◆ **Written task**
Return the entries below verbatim. Pictures stay out.

◆ **Task material**
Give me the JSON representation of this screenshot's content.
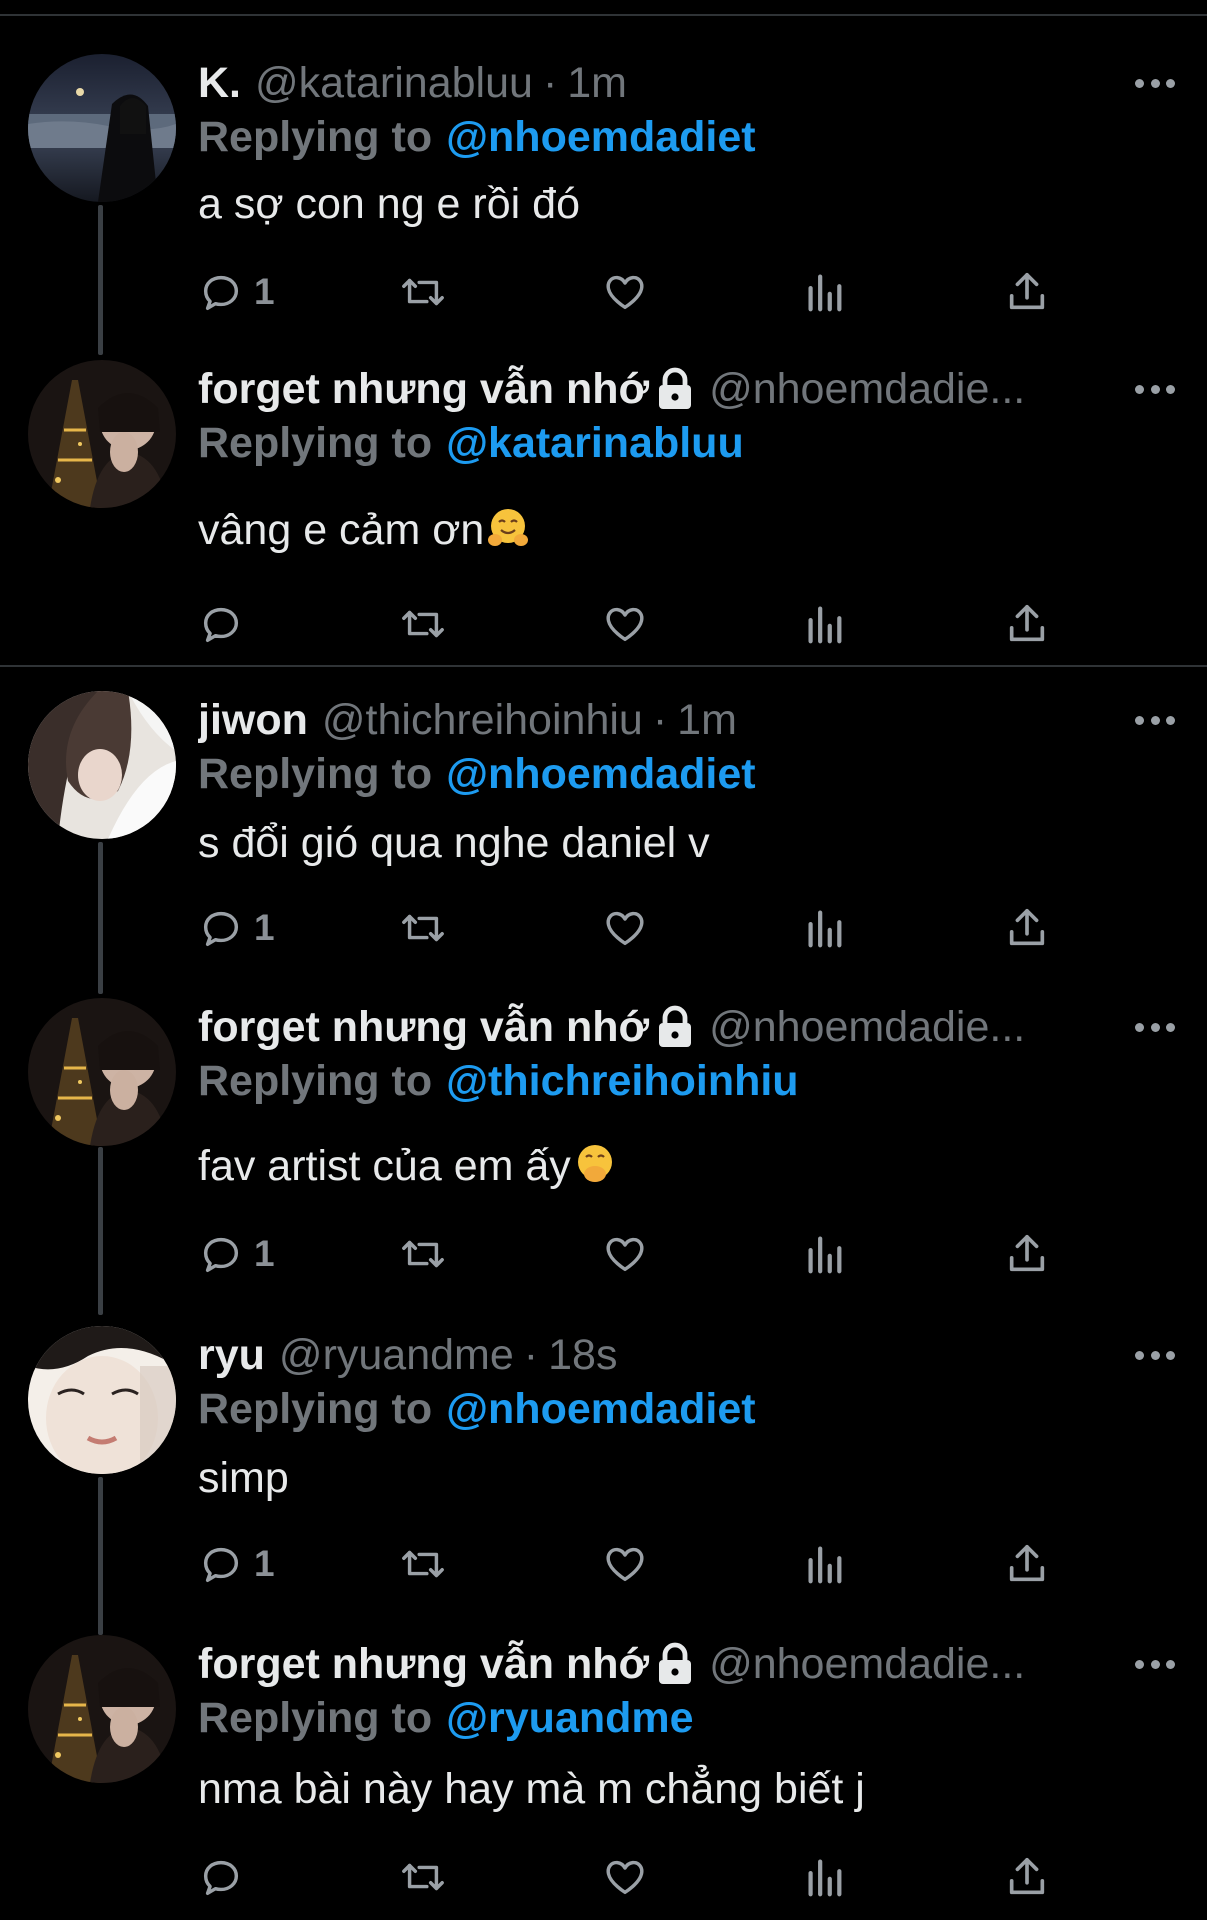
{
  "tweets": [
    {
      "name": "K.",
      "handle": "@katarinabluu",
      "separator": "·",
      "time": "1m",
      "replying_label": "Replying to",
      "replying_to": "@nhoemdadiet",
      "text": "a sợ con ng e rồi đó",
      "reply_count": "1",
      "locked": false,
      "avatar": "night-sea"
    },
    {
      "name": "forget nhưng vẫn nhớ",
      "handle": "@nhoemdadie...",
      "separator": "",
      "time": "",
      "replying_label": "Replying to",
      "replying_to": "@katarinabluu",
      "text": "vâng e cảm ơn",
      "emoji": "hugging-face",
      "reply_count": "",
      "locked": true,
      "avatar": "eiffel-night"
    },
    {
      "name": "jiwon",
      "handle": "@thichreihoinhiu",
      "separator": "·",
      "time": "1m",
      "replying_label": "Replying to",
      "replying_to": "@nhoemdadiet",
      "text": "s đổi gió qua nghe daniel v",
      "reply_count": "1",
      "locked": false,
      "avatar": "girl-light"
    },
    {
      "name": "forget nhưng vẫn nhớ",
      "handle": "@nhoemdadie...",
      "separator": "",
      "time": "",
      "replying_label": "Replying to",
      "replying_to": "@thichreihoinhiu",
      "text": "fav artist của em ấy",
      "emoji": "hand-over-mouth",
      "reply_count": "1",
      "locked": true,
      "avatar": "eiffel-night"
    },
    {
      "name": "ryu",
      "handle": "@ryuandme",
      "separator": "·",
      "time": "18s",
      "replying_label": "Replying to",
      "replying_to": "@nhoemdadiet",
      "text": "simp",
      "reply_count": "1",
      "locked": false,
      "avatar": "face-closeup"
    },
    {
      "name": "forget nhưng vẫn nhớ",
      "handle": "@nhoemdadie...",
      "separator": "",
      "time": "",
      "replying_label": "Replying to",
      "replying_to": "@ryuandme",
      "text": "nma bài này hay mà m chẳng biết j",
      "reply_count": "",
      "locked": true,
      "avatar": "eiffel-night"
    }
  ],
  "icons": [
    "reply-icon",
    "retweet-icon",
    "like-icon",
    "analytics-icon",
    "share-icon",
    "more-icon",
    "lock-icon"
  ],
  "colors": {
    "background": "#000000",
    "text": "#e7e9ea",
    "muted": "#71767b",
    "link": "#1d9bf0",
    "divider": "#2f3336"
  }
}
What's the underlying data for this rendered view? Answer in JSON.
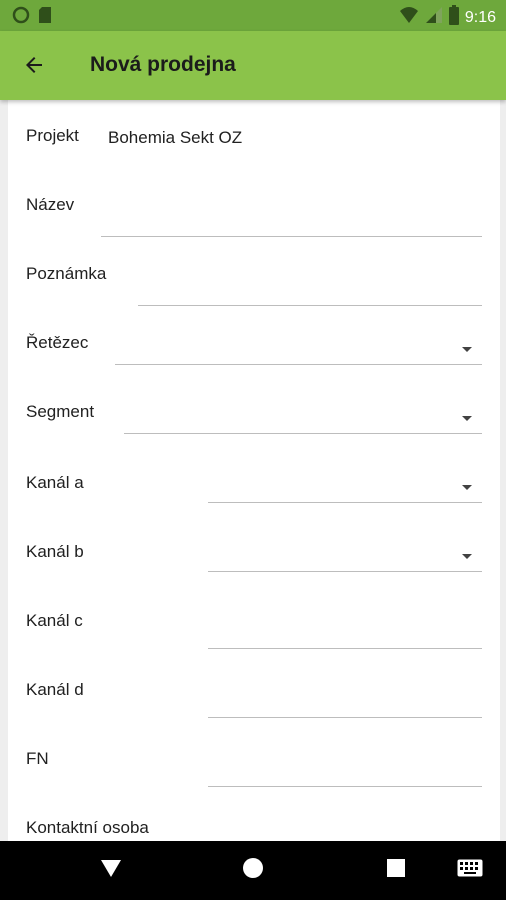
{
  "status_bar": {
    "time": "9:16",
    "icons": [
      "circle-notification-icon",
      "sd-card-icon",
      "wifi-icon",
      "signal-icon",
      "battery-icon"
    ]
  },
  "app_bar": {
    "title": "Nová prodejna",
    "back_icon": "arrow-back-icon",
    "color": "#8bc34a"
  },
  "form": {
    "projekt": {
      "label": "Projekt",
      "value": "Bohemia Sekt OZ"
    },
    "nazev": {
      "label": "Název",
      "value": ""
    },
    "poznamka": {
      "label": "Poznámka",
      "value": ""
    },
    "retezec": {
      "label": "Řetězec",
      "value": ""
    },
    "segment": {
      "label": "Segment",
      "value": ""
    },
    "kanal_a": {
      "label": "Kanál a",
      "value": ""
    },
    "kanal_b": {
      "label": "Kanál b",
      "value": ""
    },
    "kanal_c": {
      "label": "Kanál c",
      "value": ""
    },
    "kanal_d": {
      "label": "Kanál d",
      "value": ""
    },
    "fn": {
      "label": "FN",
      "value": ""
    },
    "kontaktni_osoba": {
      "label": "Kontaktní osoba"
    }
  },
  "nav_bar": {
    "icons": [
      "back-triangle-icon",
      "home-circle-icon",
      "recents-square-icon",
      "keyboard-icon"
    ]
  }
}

◆ **Exercise response**
Give me the JSON representation of this screenshot's content.
{
  "tweets": [
    {
      "name": "K.",
      "handle": "@katarinabluu",
      "separator": "·",
      "time": "1m",
      "replying_label": "Replying to",
      "replying_to": "@nhoemdadiet",
      "text": "a sợ con ng e rồi đó",
      "reply_count": "1",
      "locked": false,
      "avatar": "night-sea"
    },
    {
      "name": "forget nhưng vẫn nhớ",
      "handle": "@nhoemdadie...",
      "separator": "",
      "time": "",
      "replying_label": "Replying to",
      "replying_to": "@katarinabluu",
      "text": "vâng e cảm ơn",
      "emoji": "hugging-face",
      "reply_count": "",
      "locked": true,
      "avatar": "eiffel-night"
    },
    {
      "name": "jiwon",
      "handle": "@thichreihoinhiu",
      "separator": "·",
      "time": "1m",
      "replying_label": "Replying to",
      "replying_to": "@nhoemdadiet",
      "text": "s đổi gió qua nghe daniel v",
      "reply_count": "1",
      "locked": false,
      "avatar": "girl-light"
    },
    {
      "name": "forget nhưng vẫn nhớ",
      "handle": "@nhoemdadie...",
      "separator": "",
      "time": "",
      "replying_label": "Replying to",
      "replying_to": "@thichreihoinhiu",
      "text": "fav artist của em ấy",
      "emoji": "hand-over-mouth",
      "reply_count": "1",
      "locked": true,
      "avatar": "eiffel-night"
    },
    {
      "name": "ryu",
      "handle": "@ryuandme",
      "separator": "·",
      "time": "18s",
      "replying_label": "Replying to",
      "replying_to": "@nhoemdadiet",
      "text": "simp",
      "reply_count": "1",
      "locked": false,
      "avatar": "face-closeup"
    },
    {
      "name": "forget nhưng vẫn nhớ",
      "handle": "@nhoemdadie...",
      "separator": "",
      "time": "",
      "replying_label": "Replying to",
      "replying_to": "@ryuandme",
      "text": "nma bài này hay mà m chẳng biết j",
      "reply_count": "",
      "locked": true,
      "avatar": "eiffel-night"
    }
  ],
  "icons": [
    "reply-icon",
    "retweet-icon",
    "like-icon",
    "analytics-icon",
    "share-icon",
    "more-icon",
    "lock-icon"
  ],
  "colors": {
    "background": "#000000",
    "text": "#e7e9ea",
    "muted": "#71767b",
    "link": "#1d9bf0",
    "divider": "#2f3336"
  }
}
What's the underlying data for this rendered view? Answer in JSON.
{
  "status_bar": {
    "time": "9:16",
    "icons": [
      "circle-notification-icon",
      "sd-card-icon",
      "wifi-icon",
      "signal-icon",
      "battery-icon"
    ]
  },
  "app_bar": {
    "title": "Nová prodejna",
    "back_icon": "arrow-back-icon",
    "color": "#8bc34a"
  },
  "form": {
    "projekt": {
      "label": "Projekt",
      "value": "Bohemia Sekt OZ"
    },
    "nazev": {
      "label": "Název",
      "value": ""
    },
    "poznamka": {
      "label": "Poznámka",
      "value": ""
    },
    "retezec": {
      "label": "Řetězec",
      "value": ""
    },
    "segment": {
      "label": "Segment",
      "value": ""
    },
    "kanal_a": {
      "label": "Kanál a",
      "value": ""
    },
    "kanal_b": {
      "label": "Kanál b",
      "value": ""
    },
    "kanal_c": {
      "label": "Kanál c",
      "value": ""
    },
    "kanal_d": {
      "label": "Kanál d",
      "value": ""
    },
    "fn": {
      "label": "FN",
      "value": ""
    },
    "kontaktni_osoba": {
      "label": "Kontaktní osoba"
    }
  },
  "nav_bar": {
    "icons": [
      "back-triangle-icon",
      "home-circle-icon",
      "recents-square-icon",
      "keyboard-icon"
    ]
  }
}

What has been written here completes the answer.